((

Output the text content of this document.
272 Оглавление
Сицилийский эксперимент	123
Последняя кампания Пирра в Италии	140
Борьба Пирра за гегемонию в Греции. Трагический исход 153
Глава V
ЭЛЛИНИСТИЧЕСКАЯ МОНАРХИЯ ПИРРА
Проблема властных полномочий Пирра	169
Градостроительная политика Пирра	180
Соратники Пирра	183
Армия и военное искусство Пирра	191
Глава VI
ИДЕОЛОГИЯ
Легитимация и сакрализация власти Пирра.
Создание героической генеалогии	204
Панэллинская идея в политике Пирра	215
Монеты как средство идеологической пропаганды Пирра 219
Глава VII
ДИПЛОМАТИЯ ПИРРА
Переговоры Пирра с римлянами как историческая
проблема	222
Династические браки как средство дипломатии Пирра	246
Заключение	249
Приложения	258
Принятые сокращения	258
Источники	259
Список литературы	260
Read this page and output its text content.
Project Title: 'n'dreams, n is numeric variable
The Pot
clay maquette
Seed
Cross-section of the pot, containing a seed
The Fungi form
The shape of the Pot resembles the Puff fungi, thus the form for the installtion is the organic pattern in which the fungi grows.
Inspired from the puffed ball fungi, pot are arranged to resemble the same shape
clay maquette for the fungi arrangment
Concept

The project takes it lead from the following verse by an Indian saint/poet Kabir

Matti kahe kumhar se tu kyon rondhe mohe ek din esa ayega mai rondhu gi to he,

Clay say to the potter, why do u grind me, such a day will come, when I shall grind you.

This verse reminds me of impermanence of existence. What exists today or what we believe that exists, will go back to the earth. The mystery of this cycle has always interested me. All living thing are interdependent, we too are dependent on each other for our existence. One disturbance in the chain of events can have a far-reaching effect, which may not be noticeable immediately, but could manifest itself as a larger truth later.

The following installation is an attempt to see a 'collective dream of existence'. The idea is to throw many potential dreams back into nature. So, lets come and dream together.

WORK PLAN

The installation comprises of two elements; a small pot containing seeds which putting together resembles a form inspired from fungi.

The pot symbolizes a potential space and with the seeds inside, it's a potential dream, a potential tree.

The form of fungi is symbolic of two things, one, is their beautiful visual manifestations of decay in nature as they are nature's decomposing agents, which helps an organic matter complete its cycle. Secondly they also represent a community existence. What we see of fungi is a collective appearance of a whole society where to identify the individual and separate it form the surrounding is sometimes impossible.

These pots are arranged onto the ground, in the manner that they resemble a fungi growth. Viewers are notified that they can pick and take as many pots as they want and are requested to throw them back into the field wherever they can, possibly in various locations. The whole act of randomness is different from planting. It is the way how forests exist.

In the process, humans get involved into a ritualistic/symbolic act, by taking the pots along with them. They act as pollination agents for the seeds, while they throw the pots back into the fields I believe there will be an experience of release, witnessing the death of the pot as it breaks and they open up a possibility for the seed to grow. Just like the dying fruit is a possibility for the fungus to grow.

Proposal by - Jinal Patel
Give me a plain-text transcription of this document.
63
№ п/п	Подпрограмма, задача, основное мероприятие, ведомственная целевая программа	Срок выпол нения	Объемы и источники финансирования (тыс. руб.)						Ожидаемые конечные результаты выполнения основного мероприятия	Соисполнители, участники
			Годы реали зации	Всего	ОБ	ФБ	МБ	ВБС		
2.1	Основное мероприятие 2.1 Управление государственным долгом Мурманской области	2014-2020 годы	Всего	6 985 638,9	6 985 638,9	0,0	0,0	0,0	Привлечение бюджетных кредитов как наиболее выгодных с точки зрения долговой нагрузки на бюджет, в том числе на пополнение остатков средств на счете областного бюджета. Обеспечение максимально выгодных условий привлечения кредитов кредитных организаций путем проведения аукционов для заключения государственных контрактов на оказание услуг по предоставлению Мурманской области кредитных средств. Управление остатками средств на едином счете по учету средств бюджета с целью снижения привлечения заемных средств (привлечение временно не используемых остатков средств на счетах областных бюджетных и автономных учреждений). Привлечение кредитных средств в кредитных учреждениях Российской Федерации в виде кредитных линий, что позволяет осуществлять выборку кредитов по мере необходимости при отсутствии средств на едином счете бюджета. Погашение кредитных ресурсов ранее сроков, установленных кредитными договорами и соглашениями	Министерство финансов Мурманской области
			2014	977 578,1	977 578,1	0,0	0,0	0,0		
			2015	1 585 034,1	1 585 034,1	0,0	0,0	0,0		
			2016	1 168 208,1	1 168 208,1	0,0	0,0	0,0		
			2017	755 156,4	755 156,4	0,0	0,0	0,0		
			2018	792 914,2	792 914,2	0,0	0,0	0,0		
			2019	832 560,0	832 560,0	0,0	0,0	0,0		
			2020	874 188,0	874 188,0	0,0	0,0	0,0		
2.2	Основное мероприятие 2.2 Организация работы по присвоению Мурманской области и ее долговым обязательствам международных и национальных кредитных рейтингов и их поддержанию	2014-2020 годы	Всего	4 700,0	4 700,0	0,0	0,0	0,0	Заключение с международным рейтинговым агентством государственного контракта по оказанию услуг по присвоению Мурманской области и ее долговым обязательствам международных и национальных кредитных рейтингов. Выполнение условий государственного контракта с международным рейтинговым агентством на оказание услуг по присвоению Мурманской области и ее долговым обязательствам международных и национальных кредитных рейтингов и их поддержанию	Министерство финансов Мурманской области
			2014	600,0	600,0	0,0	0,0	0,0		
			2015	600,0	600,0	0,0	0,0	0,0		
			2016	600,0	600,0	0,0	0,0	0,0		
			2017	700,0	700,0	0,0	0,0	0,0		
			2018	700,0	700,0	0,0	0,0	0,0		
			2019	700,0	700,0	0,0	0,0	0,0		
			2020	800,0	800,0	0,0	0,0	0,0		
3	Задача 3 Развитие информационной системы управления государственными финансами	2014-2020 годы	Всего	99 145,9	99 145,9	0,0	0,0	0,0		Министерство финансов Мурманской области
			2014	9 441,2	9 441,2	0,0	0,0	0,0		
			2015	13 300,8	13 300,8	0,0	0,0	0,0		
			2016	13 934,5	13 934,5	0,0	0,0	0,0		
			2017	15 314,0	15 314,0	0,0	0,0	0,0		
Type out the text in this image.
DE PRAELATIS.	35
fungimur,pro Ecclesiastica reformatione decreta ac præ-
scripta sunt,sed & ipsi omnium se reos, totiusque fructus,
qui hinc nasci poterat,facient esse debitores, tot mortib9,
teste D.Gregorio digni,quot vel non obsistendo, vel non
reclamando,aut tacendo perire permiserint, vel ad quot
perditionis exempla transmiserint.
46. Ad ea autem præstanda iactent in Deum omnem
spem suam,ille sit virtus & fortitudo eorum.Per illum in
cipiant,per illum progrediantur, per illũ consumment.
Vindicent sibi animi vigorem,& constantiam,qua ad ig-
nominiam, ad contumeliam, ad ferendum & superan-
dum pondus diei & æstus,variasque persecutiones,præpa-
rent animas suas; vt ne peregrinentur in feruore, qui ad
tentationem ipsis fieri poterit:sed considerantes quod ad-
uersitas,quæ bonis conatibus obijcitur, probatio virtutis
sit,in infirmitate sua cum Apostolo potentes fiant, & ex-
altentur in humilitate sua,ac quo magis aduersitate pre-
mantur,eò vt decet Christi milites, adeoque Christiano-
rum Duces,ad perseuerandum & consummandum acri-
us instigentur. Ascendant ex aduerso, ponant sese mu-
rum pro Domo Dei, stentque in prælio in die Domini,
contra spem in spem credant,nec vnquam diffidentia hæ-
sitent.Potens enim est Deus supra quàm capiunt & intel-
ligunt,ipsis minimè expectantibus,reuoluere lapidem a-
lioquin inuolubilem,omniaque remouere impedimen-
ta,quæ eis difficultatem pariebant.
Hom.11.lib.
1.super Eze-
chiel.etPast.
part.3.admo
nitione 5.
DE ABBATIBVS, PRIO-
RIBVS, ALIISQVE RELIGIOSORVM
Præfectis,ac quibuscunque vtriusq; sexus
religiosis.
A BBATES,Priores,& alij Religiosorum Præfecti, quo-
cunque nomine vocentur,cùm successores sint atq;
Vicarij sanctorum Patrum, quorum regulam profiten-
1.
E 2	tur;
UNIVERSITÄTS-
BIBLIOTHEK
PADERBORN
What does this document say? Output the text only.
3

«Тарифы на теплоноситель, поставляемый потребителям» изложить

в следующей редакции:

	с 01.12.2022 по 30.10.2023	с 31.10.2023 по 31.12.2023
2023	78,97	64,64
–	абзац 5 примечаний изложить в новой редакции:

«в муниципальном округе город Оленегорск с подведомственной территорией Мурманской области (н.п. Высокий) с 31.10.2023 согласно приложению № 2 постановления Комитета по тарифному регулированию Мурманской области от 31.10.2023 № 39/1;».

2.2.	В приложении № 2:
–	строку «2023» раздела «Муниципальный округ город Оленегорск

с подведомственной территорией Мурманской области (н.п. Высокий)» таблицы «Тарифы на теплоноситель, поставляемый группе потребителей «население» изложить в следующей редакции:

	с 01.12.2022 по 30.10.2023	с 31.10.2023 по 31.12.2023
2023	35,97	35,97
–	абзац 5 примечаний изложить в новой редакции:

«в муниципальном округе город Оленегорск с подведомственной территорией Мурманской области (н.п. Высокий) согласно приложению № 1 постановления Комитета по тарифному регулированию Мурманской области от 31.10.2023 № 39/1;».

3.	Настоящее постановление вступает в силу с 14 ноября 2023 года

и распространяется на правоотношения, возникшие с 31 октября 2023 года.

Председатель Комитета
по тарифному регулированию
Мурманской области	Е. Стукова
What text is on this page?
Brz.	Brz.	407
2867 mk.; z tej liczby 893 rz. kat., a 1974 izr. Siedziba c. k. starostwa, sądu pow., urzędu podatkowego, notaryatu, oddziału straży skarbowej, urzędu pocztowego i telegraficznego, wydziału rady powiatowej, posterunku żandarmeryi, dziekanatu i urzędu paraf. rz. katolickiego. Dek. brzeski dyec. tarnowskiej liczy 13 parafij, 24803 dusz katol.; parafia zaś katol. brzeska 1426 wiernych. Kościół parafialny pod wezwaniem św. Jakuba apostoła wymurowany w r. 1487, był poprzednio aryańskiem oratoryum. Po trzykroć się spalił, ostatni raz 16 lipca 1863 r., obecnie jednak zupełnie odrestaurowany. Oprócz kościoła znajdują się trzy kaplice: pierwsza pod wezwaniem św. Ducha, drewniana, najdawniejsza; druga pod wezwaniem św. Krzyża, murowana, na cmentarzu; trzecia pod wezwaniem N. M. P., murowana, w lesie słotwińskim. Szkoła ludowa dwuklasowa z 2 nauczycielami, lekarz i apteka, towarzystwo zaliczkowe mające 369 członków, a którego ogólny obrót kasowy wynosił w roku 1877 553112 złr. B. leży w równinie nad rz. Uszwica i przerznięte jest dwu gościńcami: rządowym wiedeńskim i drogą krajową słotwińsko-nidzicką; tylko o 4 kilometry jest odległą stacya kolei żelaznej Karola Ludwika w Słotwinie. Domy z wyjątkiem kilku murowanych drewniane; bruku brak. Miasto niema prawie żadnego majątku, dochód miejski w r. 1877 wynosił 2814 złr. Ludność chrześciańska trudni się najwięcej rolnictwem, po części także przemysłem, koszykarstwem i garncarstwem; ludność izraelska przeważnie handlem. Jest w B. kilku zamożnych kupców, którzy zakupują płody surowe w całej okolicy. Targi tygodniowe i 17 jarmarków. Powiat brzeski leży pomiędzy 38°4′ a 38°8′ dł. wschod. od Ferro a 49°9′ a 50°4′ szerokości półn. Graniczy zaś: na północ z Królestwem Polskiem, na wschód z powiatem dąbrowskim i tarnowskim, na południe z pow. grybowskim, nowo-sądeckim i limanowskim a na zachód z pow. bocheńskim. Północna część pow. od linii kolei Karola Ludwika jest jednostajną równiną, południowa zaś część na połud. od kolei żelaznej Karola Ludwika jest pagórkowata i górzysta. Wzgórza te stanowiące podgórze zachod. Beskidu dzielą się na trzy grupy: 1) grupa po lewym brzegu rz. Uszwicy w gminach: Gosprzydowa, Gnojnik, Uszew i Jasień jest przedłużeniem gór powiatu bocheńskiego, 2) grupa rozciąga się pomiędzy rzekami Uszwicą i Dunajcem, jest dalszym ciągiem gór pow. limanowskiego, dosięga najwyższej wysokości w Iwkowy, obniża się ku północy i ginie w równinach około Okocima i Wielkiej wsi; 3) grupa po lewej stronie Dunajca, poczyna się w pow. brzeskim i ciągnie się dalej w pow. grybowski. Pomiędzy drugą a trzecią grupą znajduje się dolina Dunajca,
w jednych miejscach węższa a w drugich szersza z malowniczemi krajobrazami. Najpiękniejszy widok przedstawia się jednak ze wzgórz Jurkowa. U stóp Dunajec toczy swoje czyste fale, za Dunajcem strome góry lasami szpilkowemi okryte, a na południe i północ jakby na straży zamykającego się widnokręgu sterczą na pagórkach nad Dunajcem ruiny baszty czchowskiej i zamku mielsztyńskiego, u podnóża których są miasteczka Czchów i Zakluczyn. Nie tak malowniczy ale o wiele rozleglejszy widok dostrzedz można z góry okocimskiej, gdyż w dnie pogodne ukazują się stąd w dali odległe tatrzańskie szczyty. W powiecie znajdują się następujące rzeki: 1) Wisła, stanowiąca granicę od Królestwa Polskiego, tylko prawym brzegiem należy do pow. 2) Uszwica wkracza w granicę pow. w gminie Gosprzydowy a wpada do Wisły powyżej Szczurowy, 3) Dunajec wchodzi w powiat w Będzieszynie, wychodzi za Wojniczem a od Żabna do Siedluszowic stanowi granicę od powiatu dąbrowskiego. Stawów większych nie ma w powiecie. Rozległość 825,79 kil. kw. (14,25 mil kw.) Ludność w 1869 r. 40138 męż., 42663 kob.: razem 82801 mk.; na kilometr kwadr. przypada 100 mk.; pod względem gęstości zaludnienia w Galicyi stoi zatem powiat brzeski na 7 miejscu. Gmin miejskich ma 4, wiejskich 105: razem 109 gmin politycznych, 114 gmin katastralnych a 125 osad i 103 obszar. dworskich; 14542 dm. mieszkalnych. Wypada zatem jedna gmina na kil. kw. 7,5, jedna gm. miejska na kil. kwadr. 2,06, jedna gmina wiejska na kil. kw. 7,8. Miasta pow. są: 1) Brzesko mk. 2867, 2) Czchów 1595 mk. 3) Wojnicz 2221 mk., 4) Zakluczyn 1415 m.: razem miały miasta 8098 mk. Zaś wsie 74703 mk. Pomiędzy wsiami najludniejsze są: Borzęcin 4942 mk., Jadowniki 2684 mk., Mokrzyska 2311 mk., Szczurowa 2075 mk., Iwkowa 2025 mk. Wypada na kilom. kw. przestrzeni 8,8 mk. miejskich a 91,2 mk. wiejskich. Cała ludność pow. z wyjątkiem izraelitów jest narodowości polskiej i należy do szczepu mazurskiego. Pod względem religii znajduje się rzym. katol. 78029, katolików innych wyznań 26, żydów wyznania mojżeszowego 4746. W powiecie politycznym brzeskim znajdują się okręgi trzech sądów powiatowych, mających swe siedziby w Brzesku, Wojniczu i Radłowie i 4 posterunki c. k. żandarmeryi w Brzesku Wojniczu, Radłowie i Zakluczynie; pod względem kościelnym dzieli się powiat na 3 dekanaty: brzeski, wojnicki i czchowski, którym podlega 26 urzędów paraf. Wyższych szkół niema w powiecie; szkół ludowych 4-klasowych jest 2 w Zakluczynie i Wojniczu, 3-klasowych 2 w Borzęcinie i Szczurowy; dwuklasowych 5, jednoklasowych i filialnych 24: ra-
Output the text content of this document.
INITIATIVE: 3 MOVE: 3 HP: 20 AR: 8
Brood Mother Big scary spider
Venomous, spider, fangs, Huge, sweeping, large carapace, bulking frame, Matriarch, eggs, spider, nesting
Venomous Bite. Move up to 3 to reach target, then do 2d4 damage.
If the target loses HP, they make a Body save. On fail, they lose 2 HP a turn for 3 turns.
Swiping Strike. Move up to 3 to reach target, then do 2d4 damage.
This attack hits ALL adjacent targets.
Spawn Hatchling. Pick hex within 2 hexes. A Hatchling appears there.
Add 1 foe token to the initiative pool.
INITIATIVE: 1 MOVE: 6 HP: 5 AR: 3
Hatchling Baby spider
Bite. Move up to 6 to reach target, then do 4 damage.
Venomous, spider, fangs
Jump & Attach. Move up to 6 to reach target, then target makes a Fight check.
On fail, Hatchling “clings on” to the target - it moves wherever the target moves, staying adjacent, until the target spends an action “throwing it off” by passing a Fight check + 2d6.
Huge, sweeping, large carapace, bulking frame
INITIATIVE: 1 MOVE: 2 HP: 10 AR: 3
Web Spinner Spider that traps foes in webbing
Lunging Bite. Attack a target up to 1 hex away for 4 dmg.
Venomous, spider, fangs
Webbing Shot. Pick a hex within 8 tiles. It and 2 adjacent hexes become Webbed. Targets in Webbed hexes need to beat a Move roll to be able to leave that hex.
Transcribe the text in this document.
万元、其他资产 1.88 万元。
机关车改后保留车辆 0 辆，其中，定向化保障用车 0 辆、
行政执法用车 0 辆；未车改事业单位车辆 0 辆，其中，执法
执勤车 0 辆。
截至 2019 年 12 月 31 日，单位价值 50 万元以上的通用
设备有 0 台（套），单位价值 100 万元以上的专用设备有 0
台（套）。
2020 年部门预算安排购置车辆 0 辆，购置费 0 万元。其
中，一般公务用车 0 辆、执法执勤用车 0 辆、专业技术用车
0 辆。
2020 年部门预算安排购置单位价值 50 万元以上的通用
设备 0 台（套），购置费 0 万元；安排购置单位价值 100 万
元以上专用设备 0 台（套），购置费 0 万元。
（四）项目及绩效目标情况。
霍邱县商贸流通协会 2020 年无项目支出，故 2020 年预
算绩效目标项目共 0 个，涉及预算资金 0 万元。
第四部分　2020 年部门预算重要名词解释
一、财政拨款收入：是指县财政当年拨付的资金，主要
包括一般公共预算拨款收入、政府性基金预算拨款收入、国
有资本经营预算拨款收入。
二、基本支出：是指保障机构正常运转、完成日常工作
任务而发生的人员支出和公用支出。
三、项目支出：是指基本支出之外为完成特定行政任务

))

THE REQUEST:
Read the entries and show each line that mentions "verse".

RESPONSE BELOW:
The project takes it lead from the following verse by an Indian saint/poet Kabir
This verse reminds me of impermanence of existence. What exists today or what we believe that exists, will go back to the earth. The mystery of this cycle has always interested me. All living thing are interdependent, we too are dependent on each other for our existence. One disturbance in the chain of events can have a far-reaching effect, which may not be noticeable immediately, but could manifest itself as a larger truth later.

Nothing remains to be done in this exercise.